**What is being asked**
For each line below, check whether "panel" is present. Report how many lines have it, nothing else.

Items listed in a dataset
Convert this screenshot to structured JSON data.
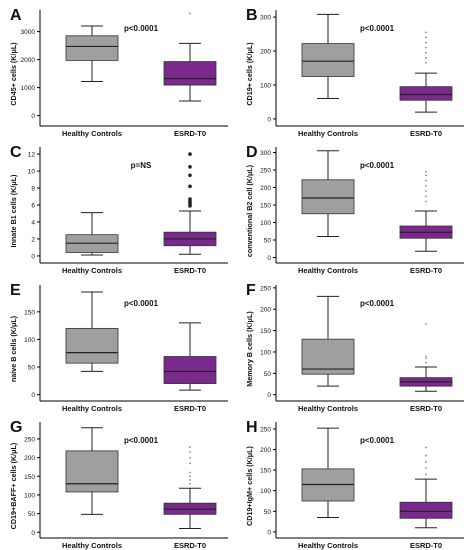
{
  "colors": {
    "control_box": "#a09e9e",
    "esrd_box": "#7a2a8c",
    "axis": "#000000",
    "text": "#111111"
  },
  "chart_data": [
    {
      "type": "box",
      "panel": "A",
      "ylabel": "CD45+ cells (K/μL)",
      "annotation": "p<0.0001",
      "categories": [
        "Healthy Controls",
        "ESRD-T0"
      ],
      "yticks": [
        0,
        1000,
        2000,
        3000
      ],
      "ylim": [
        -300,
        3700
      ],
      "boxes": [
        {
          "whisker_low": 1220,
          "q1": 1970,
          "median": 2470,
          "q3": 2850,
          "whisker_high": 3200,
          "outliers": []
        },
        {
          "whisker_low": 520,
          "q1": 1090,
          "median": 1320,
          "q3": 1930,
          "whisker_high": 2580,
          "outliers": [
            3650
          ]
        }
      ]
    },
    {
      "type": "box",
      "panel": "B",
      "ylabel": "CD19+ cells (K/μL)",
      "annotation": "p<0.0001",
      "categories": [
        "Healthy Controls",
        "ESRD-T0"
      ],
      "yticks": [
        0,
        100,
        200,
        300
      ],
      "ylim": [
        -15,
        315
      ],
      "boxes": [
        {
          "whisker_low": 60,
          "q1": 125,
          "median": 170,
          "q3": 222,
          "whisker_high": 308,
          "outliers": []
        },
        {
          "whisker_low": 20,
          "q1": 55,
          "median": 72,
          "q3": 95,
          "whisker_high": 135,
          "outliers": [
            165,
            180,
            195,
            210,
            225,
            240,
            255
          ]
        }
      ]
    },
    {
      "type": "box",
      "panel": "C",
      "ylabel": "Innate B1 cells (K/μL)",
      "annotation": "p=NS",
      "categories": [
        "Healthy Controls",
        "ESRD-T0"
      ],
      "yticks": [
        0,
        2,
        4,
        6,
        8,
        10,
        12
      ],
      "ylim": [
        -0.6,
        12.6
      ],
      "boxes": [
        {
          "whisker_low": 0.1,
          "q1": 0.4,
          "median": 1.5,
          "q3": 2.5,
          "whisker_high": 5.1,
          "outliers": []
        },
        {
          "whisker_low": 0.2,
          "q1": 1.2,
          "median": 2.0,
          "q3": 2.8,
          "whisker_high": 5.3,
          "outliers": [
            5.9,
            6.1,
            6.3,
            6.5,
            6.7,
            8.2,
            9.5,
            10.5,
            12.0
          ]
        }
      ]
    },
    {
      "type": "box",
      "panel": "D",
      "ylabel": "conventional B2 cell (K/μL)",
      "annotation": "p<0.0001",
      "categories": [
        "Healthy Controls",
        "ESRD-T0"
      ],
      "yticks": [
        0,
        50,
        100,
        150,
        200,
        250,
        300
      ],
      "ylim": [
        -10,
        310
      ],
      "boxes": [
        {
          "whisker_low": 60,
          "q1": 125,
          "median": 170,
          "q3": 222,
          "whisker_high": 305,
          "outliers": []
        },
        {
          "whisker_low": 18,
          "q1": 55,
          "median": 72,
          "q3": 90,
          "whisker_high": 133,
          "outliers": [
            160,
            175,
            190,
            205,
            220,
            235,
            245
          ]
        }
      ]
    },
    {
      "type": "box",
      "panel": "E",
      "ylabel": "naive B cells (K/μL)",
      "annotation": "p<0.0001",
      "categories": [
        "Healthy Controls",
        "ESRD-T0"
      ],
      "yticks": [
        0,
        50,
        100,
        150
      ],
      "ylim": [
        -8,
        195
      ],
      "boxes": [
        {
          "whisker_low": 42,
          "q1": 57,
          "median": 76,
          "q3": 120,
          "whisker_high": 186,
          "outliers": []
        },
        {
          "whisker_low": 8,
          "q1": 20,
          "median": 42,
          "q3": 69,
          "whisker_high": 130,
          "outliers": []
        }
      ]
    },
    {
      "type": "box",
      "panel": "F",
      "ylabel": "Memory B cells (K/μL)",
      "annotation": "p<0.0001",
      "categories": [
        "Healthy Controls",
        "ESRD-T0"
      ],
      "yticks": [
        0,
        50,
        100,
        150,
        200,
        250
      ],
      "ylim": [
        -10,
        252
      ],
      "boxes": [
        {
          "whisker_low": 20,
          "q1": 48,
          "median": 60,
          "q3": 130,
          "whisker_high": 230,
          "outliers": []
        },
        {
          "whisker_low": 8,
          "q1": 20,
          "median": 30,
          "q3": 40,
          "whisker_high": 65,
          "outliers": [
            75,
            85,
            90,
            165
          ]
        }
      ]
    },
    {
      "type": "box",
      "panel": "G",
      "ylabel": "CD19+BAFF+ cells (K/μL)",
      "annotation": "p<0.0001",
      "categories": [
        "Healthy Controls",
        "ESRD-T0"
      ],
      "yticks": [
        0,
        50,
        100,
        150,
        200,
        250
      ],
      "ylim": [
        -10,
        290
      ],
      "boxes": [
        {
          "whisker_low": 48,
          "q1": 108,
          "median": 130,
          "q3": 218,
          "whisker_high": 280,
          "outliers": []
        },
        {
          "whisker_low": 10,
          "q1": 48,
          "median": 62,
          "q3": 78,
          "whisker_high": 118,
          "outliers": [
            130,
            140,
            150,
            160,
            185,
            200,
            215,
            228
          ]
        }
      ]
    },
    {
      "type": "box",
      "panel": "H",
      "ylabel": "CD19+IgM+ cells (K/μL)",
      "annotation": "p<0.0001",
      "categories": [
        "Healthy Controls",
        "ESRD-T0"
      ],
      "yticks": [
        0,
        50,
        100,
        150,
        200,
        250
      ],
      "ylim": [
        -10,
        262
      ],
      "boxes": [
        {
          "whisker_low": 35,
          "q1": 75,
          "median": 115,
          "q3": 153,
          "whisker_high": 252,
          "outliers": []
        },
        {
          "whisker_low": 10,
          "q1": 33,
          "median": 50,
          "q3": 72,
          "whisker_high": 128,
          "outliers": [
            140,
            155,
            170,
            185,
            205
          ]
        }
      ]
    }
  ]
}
...
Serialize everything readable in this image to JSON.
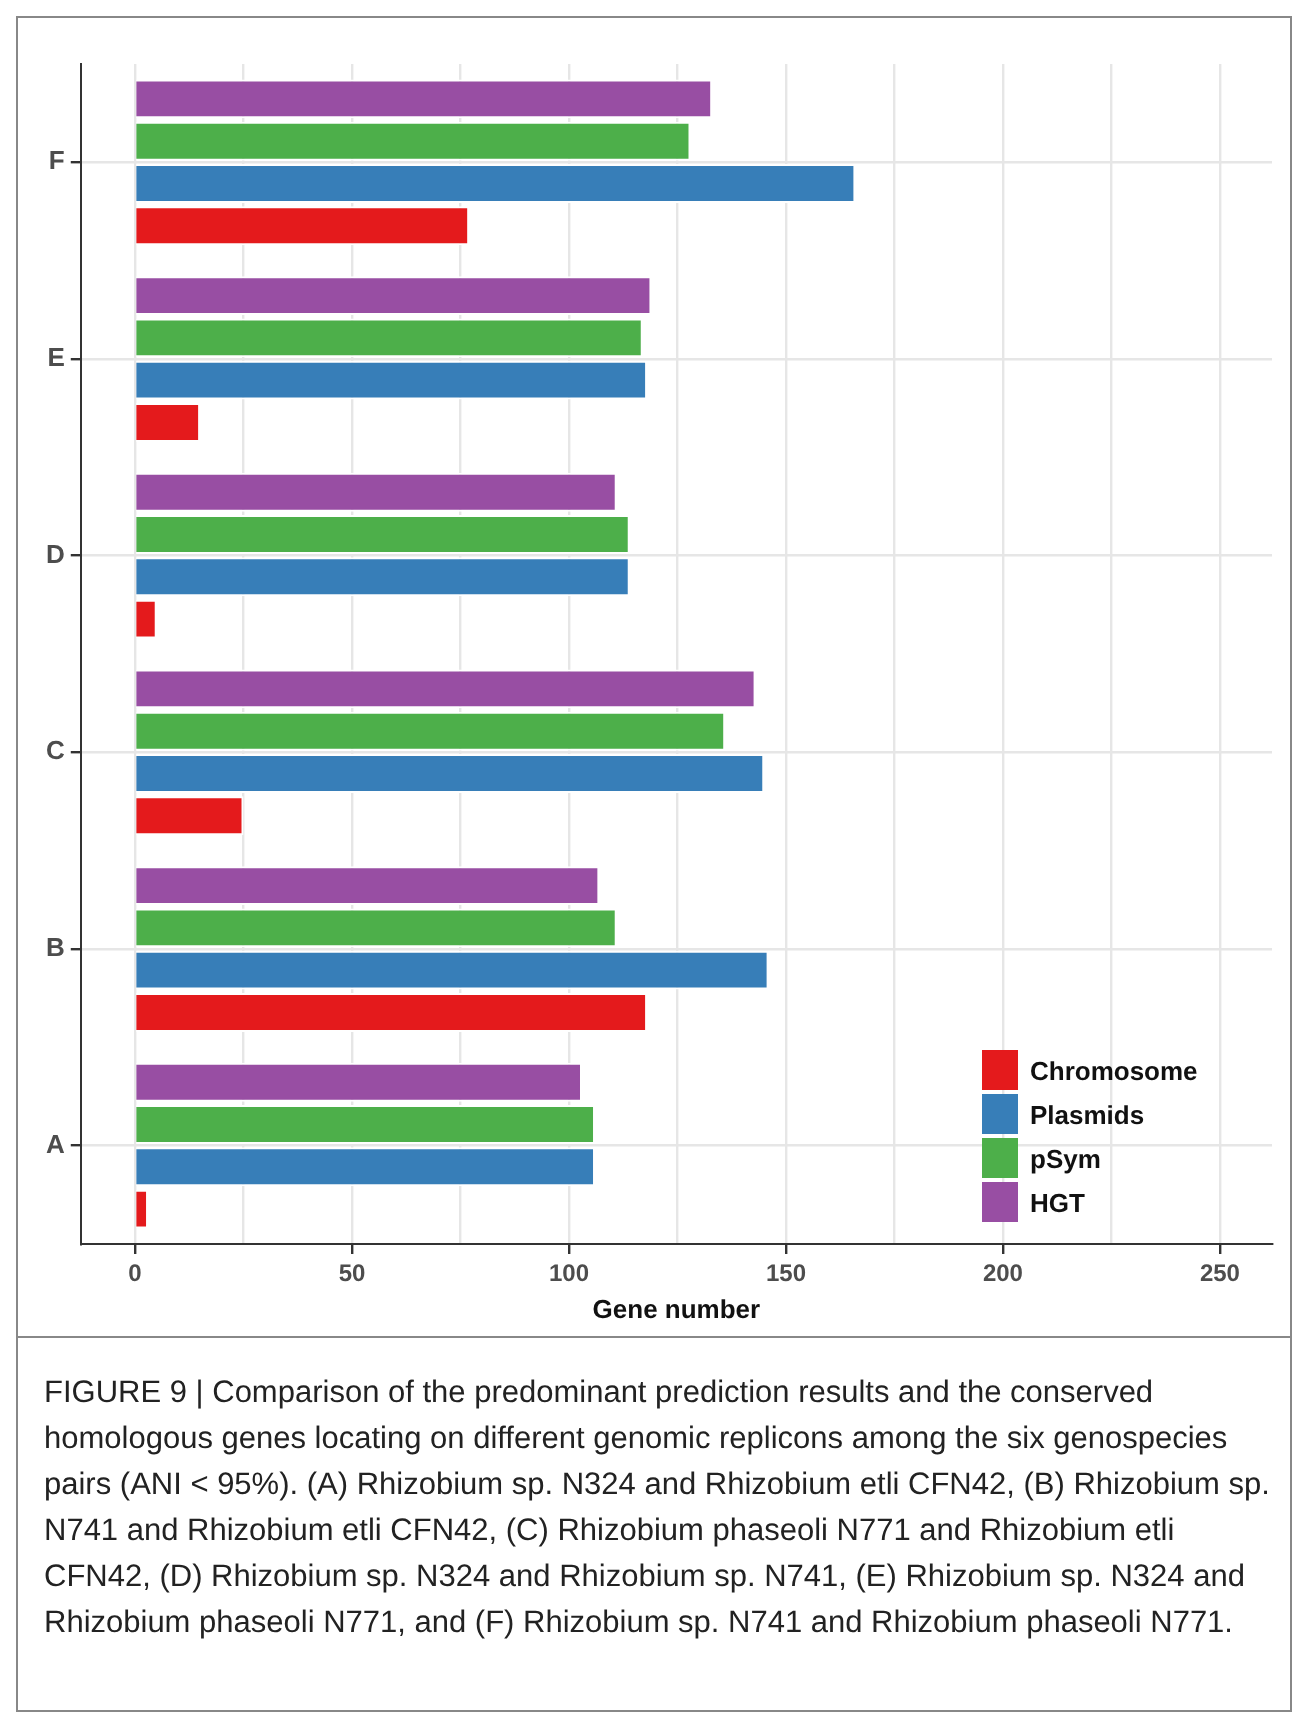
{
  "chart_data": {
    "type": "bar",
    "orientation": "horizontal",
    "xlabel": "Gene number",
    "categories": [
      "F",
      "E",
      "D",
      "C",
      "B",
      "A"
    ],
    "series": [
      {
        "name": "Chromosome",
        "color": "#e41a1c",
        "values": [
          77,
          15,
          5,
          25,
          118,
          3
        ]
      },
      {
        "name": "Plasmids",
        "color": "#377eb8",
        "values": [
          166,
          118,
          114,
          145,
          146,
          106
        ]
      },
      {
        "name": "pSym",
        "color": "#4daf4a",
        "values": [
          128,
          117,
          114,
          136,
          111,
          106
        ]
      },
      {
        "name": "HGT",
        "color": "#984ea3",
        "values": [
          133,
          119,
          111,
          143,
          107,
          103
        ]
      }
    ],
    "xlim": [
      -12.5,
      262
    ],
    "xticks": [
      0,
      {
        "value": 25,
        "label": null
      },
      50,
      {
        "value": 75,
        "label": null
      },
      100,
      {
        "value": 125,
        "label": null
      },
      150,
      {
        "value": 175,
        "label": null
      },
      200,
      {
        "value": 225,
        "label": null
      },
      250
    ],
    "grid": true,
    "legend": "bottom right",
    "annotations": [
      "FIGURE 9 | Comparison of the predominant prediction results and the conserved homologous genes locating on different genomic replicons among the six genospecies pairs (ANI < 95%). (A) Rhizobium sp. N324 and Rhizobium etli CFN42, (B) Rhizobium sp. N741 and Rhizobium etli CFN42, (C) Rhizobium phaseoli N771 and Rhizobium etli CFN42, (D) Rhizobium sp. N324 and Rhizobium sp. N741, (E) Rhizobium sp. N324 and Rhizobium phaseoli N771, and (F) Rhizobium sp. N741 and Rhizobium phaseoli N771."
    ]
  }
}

**Your solution**
8